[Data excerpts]
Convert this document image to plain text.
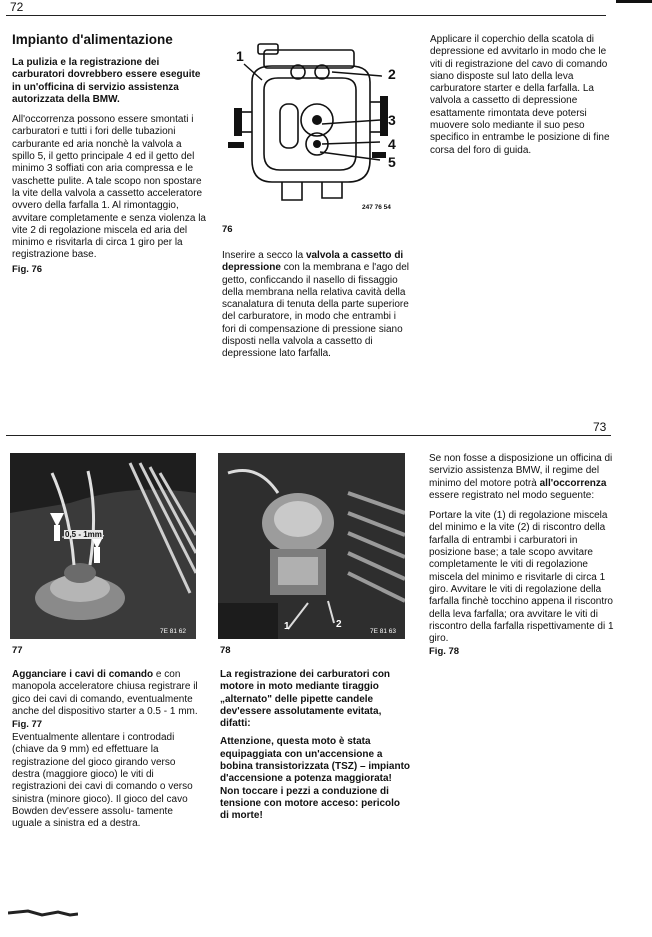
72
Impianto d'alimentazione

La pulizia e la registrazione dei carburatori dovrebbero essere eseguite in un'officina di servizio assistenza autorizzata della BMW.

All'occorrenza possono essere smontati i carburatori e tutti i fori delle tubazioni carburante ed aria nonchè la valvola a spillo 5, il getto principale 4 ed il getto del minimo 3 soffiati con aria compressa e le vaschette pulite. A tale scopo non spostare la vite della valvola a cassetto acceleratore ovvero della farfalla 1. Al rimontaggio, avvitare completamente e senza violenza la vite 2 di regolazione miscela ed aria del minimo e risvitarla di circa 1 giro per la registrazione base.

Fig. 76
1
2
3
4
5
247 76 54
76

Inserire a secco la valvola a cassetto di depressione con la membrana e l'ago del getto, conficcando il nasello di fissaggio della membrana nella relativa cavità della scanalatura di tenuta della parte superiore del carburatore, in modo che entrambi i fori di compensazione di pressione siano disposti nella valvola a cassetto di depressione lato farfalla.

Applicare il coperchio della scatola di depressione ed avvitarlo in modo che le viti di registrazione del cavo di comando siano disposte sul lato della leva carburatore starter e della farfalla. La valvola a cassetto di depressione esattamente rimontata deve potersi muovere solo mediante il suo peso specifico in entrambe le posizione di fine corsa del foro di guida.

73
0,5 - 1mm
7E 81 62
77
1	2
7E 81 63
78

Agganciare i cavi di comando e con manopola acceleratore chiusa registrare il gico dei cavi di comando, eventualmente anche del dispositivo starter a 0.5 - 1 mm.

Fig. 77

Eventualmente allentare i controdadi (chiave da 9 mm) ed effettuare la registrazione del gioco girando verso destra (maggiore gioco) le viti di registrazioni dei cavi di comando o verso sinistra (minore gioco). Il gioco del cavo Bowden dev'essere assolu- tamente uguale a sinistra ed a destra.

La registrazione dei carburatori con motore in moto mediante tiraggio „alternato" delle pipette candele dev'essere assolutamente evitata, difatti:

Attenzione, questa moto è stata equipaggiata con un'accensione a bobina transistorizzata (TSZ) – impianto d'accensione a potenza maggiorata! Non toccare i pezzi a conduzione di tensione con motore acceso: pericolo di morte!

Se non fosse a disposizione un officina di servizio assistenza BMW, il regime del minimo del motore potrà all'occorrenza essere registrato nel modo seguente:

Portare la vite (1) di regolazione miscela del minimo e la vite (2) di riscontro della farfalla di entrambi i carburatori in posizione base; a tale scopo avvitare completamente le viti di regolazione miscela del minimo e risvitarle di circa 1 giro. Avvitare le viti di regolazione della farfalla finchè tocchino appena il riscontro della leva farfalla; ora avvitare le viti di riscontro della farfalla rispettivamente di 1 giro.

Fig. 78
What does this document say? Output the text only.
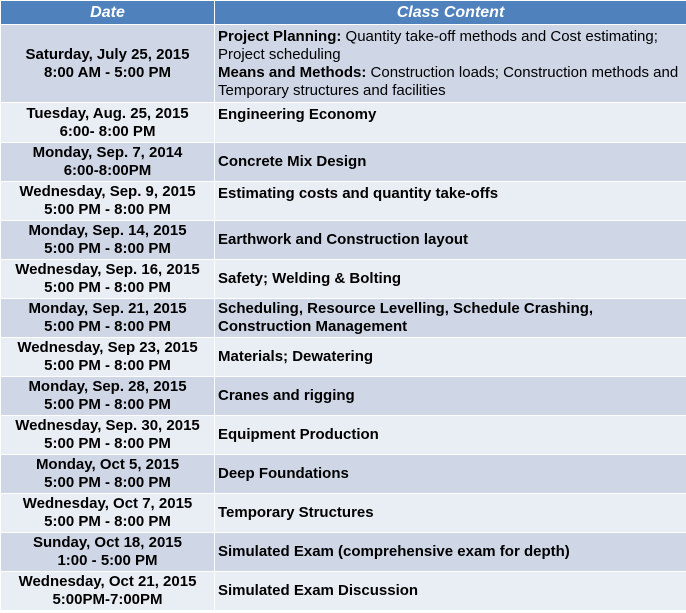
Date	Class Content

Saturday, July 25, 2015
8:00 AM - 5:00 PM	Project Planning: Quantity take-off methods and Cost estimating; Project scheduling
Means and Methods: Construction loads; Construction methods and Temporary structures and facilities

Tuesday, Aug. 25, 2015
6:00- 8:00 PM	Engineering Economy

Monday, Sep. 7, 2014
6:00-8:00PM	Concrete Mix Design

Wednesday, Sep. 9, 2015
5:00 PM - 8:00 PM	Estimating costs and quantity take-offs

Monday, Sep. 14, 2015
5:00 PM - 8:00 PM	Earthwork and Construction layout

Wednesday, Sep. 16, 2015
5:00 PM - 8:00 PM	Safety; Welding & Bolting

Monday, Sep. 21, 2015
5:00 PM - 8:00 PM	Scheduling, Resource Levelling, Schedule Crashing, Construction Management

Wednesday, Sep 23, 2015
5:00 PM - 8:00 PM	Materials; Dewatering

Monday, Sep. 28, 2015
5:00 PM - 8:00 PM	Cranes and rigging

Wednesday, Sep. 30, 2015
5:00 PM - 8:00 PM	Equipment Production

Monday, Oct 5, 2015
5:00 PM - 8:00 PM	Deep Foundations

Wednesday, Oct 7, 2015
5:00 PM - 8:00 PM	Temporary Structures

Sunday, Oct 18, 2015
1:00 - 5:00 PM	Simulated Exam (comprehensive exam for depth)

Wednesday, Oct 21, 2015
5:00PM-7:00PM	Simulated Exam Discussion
--
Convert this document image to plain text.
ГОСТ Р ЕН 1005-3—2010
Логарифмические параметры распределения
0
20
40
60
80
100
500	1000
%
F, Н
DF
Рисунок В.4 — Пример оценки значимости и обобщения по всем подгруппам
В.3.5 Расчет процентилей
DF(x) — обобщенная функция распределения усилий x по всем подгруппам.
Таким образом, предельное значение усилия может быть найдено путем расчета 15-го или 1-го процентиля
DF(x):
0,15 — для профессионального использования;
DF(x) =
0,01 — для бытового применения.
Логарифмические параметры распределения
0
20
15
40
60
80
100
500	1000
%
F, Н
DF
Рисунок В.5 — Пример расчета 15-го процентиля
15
* * *
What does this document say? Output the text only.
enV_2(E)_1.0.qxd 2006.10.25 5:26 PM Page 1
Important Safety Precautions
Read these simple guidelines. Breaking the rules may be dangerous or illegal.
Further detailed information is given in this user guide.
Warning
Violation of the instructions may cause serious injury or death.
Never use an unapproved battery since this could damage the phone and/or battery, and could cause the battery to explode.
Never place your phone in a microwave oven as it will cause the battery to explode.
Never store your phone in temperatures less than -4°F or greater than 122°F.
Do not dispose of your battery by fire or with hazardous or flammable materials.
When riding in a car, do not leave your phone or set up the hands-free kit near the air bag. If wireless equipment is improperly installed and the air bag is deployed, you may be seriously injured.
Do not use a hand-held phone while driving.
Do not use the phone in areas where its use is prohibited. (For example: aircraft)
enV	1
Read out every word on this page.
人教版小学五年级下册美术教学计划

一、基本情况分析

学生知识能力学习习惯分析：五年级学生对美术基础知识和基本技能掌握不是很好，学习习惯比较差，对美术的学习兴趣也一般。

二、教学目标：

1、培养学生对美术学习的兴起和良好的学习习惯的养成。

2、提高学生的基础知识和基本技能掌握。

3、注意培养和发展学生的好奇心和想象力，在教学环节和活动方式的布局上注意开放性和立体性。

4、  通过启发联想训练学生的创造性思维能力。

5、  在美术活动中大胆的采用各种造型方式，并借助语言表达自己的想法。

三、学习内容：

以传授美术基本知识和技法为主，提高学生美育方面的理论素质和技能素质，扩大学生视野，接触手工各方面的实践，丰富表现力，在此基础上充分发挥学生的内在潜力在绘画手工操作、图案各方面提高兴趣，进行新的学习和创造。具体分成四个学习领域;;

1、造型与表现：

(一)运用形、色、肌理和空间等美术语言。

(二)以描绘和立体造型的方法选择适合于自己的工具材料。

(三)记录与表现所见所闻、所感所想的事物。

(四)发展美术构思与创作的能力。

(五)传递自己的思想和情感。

(BRIEF)
State how many lines of the records above contain "всем", with no words besides the number.

(RIGHT ANSWER)
2